- **Brief**
Find every line in the records below that contains the string "panel", and copy each of those lines. Matching is case-sensitive.

[Element boundary records]
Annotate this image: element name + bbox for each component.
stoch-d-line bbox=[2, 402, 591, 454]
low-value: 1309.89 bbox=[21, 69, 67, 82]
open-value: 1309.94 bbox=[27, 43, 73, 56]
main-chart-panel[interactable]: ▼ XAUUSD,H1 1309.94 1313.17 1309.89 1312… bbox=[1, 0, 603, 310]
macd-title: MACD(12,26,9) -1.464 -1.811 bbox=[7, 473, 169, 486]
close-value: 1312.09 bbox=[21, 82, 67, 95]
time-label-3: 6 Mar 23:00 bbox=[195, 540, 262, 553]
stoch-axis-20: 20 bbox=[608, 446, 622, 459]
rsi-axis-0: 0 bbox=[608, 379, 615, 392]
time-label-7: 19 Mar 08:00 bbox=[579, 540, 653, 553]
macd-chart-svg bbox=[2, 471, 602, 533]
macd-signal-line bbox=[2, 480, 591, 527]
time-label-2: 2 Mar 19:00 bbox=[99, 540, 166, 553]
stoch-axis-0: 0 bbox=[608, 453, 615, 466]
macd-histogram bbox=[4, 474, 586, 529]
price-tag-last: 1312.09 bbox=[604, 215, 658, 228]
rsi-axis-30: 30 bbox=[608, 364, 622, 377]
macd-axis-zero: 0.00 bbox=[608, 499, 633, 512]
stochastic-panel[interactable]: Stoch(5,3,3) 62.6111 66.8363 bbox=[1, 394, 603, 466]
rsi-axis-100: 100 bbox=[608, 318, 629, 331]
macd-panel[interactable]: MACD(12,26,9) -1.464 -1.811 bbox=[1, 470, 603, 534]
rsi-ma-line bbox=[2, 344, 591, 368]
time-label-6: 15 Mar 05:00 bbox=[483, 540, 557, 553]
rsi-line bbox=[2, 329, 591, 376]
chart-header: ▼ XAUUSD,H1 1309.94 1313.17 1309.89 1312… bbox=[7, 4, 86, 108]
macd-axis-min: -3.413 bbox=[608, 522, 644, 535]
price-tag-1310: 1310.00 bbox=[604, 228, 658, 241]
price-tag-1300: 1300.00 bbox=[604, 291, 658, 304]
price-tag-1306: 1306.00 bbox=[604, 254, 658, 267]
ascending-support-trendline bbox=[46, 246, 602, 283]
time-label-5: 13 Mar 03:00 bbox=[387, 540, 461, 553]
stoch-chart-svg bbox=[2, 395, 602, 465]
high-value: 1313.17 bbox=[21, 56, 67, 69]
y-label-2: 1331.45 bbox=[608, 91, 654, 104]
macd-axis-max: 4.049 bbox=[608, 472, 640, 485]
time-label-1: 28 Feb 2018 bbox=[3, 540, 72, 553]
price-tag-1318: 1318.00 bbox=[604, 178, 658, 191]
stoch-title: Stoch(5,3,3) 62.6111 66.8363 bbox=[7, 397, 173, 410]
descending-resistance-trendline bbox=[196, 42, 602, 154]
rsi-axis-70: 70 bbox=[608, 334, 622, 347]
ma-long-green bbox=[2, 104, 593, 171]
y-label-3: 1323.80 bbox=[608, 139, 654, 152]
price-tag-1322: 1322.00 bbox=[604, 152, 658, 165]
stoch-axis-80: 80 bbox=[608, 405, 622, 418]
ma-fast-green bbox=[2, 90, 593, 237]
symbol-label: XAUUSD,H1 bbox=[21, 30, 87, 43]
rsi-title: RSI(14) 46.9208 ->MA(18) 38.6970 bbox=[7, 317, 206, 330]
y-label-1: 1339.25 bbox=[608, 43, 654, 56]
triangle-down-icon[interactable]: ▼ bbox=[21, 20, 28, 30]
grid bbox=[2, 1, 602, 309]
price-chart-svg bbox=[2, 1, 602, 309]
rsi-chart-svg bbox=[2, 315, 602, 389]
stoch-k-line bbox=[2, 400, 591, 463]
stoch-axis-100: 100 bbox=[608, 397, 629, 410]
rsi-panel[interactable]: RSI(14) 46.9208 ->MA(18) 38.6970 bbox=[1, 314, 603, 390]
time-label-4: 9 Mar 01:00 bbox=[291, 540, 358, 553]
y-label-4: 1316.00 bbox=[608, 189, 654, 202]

- **Exercise response**
main-chart-panel[interactable]: ▼ XAUUSD,H1 1309.94 1313.17 1309.89 1312… bbox=[1, 0, 603, 310]
stochastic-panel[interactable]: Stoch(5,3,3) 62.6111 66.8363 bbox=[1, 394, 603, 466]
macd-panel[interactable]: MACD(12,26,9) -1.464 -1.811 bbox=[1, 470, 603, 534]
rsi-panel[interactable]: RSI(14) 46.9208 ->MA(18) 38.6970 bbox=[1, 314, 603, 390]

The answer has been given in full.